— Part of a data file —
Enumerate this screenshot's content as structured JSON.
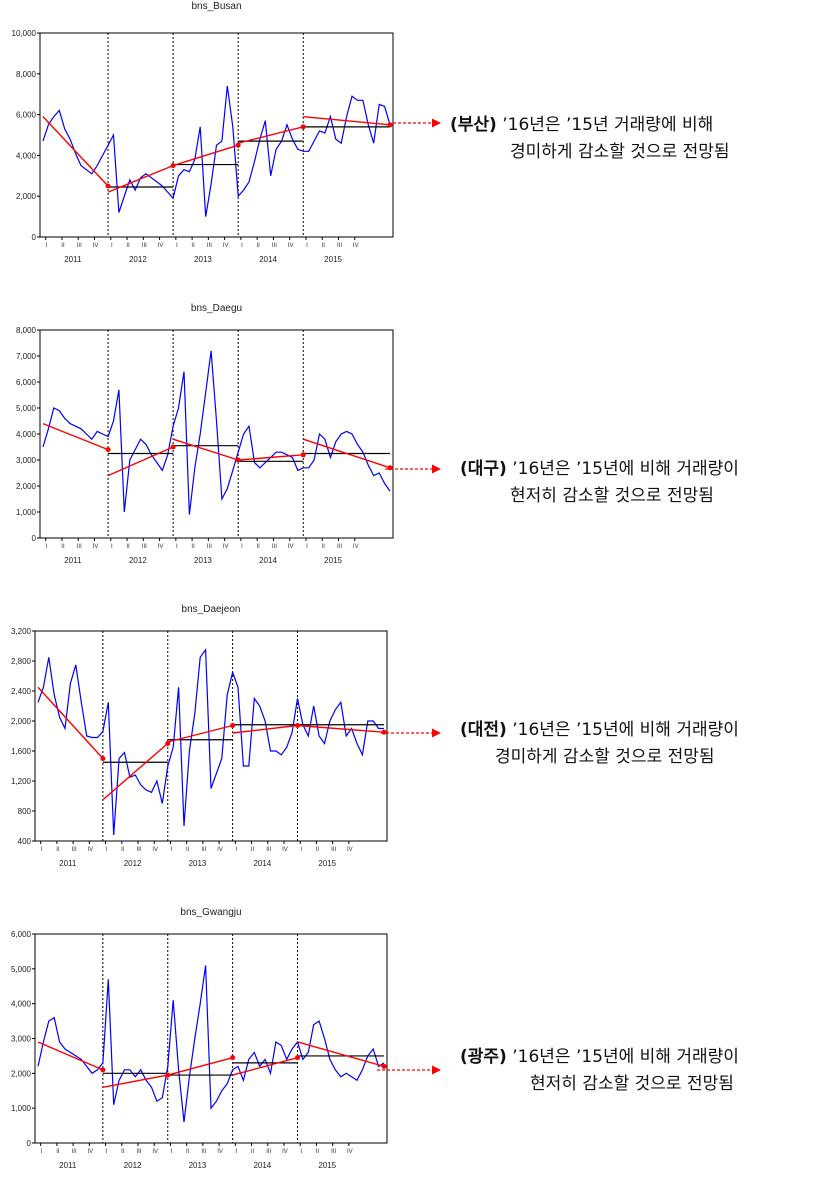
{
  "chart_data": [
    {
      "type": "line",
      "title": "bns_Busan",
      "ylim": [
        0,
        10000
      ],
      "yticks": [
        "0",
        "2,000",
        "4,000",
        "6,000",
        "8,000",
        "10,000"
      ],
      "years": [
        "2011",
        "2012",
        "2013",
        "2014",
        "2015"
      ],
      "quarters": [
        "I",
        "II",
        "III",
        "IV"
      ],
      "series": [
        {
          "values": [
            4700,
            5500,
            5900,
            6200,
            5300,
            4800,
            4100,
            3500,
            3300,
            3100,
            3500,
            4000,
            4500,
            5000,
            1200,
            2000,
            2800,
            2300,
            2900,
            3100,
            2900,
            2700,
            2500,
            2200,
            1900,
            3000,
            3300,
            3200,
            3800,
            5400,
            1000,
            2600,
            4500,
            4700,
            7400,
            5400,
            2000,
            2300,
            2700,
            3700,
            4800,
            5700,
            3000,
            4300,
            4700,
            5500,
            4800,
            4300,
            4200,
            4200,
            4700,
            5200,
            5100,
            5900,
            4800,
            4600,
            5900,
            6900,
            6700,
            6700,
            5500,
            4600,
            6500,
            6400,
            5500
          ]
        },
        {
          "segments": [
            [
              [
                0,
                5900
              ],
              [
                12,
                2500
              ]
            ],
            [
              [
                12,
                2200
              ],
              [
                24,
                3500
              ]
            ],
            [
              [
                24,
                3500
              ],
              [
                36,
                4500
              ]
            ],
            [
              [
                36,
                4600
              ],
              [
                48,
                5400
              ]
            ],
            [
              [
                48,
                5900
              ],
              [
                64,
                5500
              ]
            ]
          ]
        },
        {
          "steps": [
            [
              12,
              24,
              2450
            ],
            [
              24,
              36,
              3550
            ],
            [
              36,
              48,
              4700
            ],
            [
              48,
              64,
              5400
            ]
          ]
        }
      ],
      "annotation": {
        "city": "(부산)",
        "line1": " ’16년은 ’15년 거래량에 비해",
        "line2": "경미하게 감소할 것으로 전망됨"
      }
    },
    {
      "type": "line",
      "title": "bns_Daegu",
      "ylim": [
        0,
        8000
      ],
      "yticks": [
        "0",
        "1,000",
        "2,000",
        "3,000",
        "4,000",
        "5,000",
        "6,000",
        "7,000",
        "8,000"
      ],
      "years": [
        "2011",
        "2012",
        "2013",
        "2014",
        "2015"
      ],
      "quarters": [
        "I",
        "II",
        "III",
        "IV"
      ],
      "series": [
        {
          "values": [
            3500,
            4200,
            5000,
            4900,
            4600,
            4400,
            4300,
            4200,
            4000,
            3800,
            4100,
            4000,
            3900,
            4500,
            5700,
            1000,
            3000,
            3400,
            3800,
            3600,
            3200,
            2900,
            2600,
            3200,
            4300,
            5000,
            6400,
            900,
            2700,
            4000,
            5600,
            7200,
            4500,
            1500,
            1900,
            2600,
            3300,
            4000,
            4300,
            2900,
            2700,
            2900,
            3100,
            3300,
            3300,
            3200,
            3100,
            2600,
            2700,
            2700,
            3000,
            4000,
            3800,
            3100,
            3700,
            4000,
            4100,
            4000,
            3600,
            3300,
            2800,
            2400,
            2500,
            2100,
            1800
          ]
        },
        {
          "segments": [
            [
              [
                0,
                4400
              ],
              [
                12,
                3400
              ]
            ],
            [
              [
                12,
                2400
              ],
              [
                24,
                3500
              ]
            ],
            [
              [
                24,
                3800
              ],
              [
                36,
                3000
              ]
            ],
            [
              [
                36,
                3000
              ],
              [
                48,
                3200
              ]
            ],
            [
              [
                48,
                3800
              ],
              [
                64,
                2700
              ]
            ]
          ]
        },
        {
          "steps": [
            [
              12,
              24,
              3250
            ],
            [
              24,
              36,
              3550
            ],
            [
              36,
              48,
              2950
            ],
            [
              48,
              64,
              3250
            ]
          ]
        }
      ],
      "annotation": {
        "city": "(대구)",
        "line1": " ’16년은 ’15년에 비해 거래량이",
        "line2": "현저히 감소할 것으로 전망됨"
      }
    },
    {
      "type": "line",
      "title": "bns_Daejeon",
      "ylim": [
        400,
        3200
      ],
      "yticks": [
        "400",
        "800",
        "1,200",
        "1,600",
        "2,000",
        "2,400",
        "2,800",
        "3,200"
      ],
      "years": [
        "2011",
        "2012",
        "2013",
        "2014",
        "2015"
      ],
      "quarters": [
        "I",
        "II",
        "III",
        "IV"
      ],
      "series": [
        {
          "values": [
            2250,
            2450,
            2850,
            2350,
            2050,
            1900,
            2500,
            2750,
            2250,
            1800,
            1780,
            1780,
            1860,
            2250,
            480,
            1500,
            1580,
            1250,
            1280,
            1150,
            1080,
            1050,
            1200,
            900,
            1400,
            1650,
            2450,
            600,
            1600,
            2100,
            2850,
            2950,
            1100,
            1300,
            1500,
            2350,
            2650,
            2450,
            1400,
            1400,
            2300,
            2200,
            2000,
            1600,
            1600,
            1550,
            1650,
            1850,
            2300,
            1950,
            1800,
            2200,
            1800,
            1700,
            2000,
            2150,
            2250,
            1800,
            1900,
            1700,
            1550,
            2000,
            2000,
            1900,
            1900
          ]
        },
        {
          "segments": [
            [
              [
                0,
                2450
              ],
              [
                12,
                1500
              ]
            ],
            [
              [
                12,
                950
              ],
              [
                24,
                1700
              ]
            ],
            [
              [
                24,
                1720
              ],
              [
                36,
                1940
              ]
            ],
            [
              [
                36,
                1840
              ],
              [
                48,
                1940
              ]
            ],
            [
              [
                48,
                1940
              ],
              [
                64,
                1850
              ]
            ]
          ]
        },
        {
          "steps": [
            [
              12,
              24,
              1450
            ],
            [
              24,
              36,
              1750
            ],
            [
              36,
              48,
              1950
            ],
            [
              48,
              64,
              1950
            ]
          ]
        }
      ],
      "annotation": {
        "city": "(대전)",
        "line1": " ’16년은 ’15년에 비해 거래량이",
        "line2": "경미하게 감소할 것으로 전망됨"
      }
    },
    {
      "type": "line",
      "title": "bns_Gwangju",
      "ylim": [
        0,
        6000
      ],
      "yticks": [
        "0",
        "1,000",
        "2,000",
        "3,000",
        "4,000",
        "5,000",
        "6,000"
      ],
      "years": [
        "2011",
        "2012",
        "2013",
        "2014",
        "2015"
      ],
      "quarters": [
        "I",
        "II",
        "III",
        "IV"
      ],
      "series": [
        {
          "values": [
            2200,
            2900,
            3500,
            3600,
            2900,
            2700,
            2600,
            2500,
            2400,
            2200,
            2000,
            2100,
            2300,
            4700,
            1100,
            1800,
            2100,
            2100,
            1900,
            2100,
            1800,
            1600,
            1200,
            1300,
            2200,
            4100,
            2100,
            600,
            1900,
            3000,
            4000,
            5100,
            1000,
            1200,
            1500,
            1700,
            2100,
            2200,
            1800,
            2400,
            2600,
            2200,
            2400,
            2000,
            2900,
            2800,
            2400,
            2700,
            2900,
            2400,
            2600,
            3400,
            3500,
            3000,
            2400,
            2100,
            1900,
            2000,
            1900,
            1800,
            2100,
            2500,
            2700,
            2200,
            2300
          ]
        },
        {
          "segments": [
            [
              [
                0,
                2900
              ],
              [
                12,
                2100
              ]
            ],
            [
              [
                12,
                1600
              ],
              [
                24,
                1950
              ]
            ],
            [
              [
                24,
                1950
              ],
              [
                36,
                2450
              ]
            ],
            [
              [
                36,
                1950
              ],
              [
                48,
                2450
              ]
            ],
            [
              [
                48,
                2900
              ],
              [
                64,
                2200
              ]
            ]
          ]
        },
        {
          "steps": [
            [
              12,
              24,
              2000
            ],
            [
              24,
              36,
              1950
            ],
            [
              36,
              48,
              2300
            ],
            [
              48,
              64,
              2500
            ]
          ]
        }
      ],
      "annotation": {
        "city": "(광주)",
        "line1": " ’16년은 ’15년에 비해 거래량이",
        "line2": "현저히 감소할 것으로 전망됨"
      }
    }
  ],
  "colors": {
    "data": "#0000ff",
    "trend": "#ff0000",
    "mean": "#000000",
    "arrow": "#ff0000",
    "frame": "#000000"
  }
}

— THE TASK —
Give the number of lines in the listing above that hold the string "title", with nothing else.

— RESPONSE TO THIS TASK —
4